What you need to do:
Output an exact reproduction of the data.

Data:
****************************************

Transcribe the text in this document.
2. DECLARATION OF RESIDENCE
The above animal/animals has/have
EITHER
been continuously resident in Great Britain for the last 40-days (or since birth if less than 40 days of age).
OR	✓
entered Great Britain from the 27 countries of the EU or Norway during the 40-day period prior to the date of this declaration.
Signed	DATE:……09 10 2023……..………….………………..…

****************************************

Task result:
Transcribe the text in this document.
2. DECLARATION OF RESIDENCE
The above animal/animals has/have
EITHER
been continuously resident in Great Britain for the last 40-days (or since birth if less than 40 days of age).
OR	✓
entered Great Britain from the 27 countries of the EU or Norway during the 40-day period prior to the date of this declaration.
Signed	DATE:……09 10 2023……..………….………………..…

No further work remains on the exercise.